MATERIAL SUPPLIED
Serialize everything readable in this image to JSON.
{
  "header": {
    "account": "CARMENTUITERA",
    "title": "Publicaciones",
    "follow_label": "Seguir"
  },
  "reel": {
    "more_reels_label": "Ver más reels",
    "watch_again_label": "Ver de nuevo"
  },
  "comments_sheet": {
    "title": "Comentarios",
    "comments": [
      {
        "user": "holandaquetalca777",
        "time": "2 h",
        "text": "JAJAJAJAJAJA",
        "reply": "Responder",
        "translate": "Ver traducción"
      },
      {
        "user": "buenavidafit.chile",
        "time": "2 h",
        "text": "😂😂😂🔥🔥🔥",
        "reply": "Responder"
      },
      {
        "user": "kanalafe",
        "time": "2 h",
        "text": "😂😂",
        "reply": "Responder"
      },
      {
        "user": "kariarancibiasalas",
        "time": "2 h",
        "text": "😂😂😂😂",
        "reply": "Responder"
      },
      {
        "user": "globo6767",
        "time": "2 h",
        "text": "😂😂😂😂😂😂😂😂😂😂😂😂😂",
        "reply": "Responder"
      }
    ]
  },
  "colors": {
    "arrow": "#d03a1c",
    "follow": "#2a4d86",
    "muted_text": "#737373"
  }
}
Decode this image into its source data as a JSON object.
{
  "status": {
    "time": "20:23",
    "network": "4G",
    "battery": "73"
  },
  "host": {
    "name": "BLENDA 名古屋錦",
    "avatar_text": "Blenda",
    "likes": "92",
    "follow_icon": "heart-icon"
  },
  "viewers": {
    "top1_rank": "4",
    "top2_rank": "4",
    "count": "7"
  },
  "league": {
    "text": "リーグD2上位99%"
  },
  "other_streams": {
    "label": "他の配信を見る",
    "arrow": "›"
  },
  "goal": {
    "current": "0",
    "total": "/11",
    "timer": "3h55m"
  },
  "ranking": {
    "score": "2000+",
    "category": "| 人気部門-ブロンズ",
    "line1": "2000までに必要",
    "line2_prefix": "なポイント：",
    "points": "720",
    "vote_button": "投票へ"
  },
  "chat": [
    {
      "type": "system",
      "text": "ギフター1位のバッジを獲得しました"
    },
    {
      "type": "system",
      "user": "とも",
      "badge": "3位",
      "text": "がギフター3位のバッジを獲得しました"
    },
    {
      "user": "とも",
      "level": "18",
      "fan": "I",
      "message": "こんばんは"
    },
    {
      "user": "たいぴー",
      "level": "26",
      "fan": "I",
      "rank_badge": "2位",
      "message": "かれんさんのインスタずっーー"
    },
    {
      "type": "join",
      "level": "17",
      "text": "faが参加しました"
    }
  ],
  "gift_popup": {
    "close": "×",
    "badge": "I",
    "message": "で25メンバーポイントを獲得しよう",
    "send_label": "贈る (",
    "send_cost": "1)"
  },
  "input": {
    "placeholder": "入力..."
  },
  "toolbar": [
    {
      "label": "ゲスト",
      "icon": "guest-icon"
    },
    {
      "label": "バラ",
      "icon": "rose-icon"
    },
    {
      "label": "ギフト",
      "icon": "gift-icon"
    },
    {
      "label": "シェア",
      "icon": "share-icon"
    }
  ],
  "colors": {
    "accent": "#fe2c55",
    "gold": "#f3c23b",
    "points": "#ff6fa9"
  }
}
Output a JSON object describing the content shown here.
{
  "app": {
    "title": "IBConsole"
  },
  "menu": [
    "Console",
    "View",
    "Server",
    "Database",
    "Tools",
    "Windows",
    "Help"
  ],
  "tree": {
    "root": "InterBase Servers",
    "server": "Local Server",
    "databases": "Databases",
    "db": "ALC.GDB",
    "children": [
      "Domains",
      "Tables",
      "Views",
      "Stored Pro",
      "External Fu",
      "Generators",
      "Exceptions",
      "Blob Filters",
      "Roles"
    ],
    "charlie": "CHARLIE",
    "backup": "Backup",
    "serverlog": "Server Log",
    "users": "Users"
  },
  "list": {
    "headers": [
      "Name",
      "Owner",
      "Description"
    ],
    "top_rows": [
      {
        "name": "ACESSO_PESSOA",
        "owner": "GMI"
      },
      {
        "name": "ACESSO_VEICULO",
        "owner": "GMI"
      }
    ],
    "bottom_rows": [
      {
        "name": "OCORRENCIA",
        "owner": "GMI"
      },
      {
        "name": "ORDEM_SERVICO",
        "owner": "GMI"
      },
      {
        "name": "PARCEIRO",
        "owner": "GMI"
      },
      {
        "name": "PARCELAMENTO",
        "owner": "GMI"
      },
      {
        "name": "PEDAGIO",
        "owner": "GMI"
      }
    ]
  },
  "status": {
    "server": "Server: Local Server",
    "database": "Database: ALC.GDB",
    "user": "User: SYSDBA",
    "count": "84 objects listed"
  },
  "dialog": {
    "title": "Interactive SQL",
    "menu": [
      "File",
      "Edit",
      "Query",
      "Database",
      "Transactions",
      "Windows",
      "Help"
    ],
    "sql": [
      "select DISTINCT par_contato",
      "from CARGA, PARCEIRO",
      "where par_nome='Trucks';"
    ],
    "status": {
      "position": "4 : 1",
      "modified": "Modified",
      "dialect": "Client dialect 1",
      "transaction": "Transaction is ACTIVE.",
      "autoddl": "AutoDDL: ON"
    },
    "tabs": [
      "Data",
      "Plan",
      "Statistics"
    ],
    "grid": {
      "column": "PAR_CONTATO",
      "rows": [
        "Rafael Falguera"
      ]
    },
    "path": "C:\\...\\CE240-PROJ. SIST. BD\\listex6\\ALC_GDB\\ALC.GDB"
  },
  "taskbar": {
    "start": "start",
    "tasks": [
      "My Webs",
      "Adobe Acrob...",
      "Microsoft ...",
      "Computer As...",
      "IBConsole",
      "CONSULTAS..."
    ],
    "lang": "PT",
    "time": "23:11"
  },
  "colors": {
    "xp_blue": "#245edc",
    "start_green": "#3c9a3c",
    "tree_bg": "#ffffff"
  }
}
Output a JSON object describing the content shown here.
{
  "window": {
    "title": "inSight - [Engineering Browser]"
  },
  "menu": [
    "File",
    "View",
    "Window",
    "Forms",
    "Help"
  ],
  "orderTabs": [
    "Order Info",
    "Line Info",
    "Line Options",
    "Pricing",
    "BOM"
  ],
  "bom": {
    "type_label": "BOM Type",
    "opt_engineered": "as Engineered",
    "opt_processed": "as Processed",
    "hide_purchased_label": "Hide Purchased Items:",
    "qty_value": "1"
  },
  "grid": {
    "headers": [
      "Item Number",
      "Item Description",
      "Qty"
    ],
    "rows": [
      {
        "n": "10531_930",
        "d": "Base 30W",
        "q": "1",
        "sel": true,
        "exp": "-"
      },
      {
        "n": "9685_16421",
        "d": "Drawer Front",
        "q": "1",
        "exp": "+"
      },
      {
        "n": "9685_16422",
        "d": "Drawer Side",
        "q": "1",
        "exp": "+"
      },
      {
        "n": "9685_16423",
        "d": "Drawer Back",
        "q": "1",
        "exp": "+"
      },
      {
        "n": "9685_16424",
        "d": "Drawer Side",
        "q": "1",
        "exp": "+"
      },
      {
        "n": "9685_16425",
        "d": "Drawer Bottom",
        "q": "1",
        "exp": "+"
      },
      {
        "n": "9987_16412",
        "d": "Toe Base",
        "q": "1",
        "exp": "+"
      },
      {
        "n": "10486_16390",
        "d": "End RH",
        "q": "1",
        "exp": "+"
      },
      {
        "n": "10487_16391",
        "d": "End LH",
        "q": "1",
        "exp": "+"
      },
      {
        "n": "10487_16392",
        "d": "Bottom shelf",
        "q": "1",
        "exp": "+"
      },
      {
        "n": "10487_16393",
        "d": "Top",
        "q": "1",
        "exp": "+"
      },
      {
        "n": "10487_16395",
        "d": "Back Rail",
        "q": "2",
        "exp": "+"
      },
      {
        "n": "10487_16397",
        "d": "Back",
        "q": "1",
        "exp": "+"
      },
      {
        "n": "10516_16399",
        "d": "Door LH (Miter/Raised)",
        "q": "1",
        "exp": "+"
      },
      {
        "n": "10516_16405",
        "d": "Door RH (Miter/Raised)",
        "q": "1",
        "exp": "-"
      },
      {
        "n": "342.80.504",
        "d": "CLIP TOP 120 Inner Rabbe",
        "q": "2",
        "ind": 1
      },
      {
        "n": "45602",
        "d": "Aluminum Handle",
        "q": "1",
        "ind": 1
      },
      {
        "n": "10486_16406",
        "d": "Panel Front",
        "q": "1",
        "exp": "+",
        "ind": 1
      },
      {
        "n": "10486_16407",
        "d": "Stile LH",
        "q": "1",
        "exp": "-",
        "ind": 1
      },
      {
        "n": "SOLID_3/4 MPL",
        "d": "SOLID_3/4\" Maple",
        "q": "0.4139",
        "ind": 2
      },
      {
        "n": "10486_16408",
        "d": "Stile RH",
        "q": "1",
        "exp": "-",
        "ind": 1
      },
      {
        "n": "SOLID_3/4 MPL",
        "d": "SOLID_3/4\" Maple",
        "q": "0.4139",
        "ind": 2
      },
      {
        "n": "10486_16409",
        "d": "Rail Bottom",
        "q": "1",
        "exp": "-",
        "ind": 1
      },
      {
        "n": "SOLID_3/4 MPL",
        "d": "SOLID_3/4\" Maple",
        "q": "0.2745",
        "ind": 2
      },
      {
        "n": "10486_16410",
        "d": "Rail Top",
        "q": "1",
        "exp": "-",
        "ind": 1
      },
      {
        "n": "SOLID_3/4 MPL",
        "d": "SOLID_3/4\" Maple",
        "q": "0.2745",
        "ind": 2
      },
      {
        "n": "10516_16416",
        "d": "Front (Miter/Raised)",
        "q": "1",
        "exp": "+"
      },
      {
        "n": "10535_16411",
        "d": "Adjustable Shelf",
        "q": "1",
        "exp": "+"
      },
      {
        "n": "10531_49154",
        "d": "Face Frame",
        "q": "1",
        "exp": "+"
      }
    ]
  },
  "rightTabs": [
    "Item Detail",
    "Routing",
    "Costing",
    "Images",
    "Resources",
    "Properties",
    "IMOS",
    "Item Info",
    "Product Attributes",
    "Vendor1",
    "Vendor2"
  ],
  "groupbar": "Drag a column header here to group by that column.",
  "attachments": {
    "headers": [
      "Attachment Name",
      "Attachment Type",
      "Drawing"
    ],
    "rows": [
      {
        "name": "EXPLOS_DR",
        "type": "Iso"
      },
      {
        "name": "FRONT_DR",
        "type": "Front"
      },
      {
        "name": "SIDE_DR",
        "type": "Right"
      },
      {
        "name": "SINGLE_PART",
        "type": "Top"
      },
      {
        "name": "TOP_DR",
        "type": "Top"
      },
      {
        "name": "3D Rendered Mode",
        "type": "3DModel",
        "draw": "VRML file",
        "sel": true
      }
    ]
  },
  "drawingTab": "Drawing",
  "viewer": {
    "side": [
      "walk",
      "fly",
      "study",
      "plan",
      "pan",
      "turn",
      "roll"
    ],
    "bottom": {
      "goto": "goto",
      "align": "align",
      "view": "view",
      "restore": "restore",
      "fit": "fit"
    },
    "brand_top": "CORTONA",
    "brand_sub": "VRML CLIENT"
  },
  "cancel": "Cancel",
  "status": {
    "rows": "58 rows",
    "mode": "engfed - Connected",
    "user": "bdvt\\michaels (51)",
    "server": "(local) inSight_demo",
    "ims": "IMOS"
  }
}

WORK REQUIRED
Extract all lines from the material above that include the word "message".

RESPONSE TO THIS TASK
      "message": "こんばんは"
      "message": "かれんさんのインスタずっーー"
    "message": "で25メンバーポイントを獲得しよう",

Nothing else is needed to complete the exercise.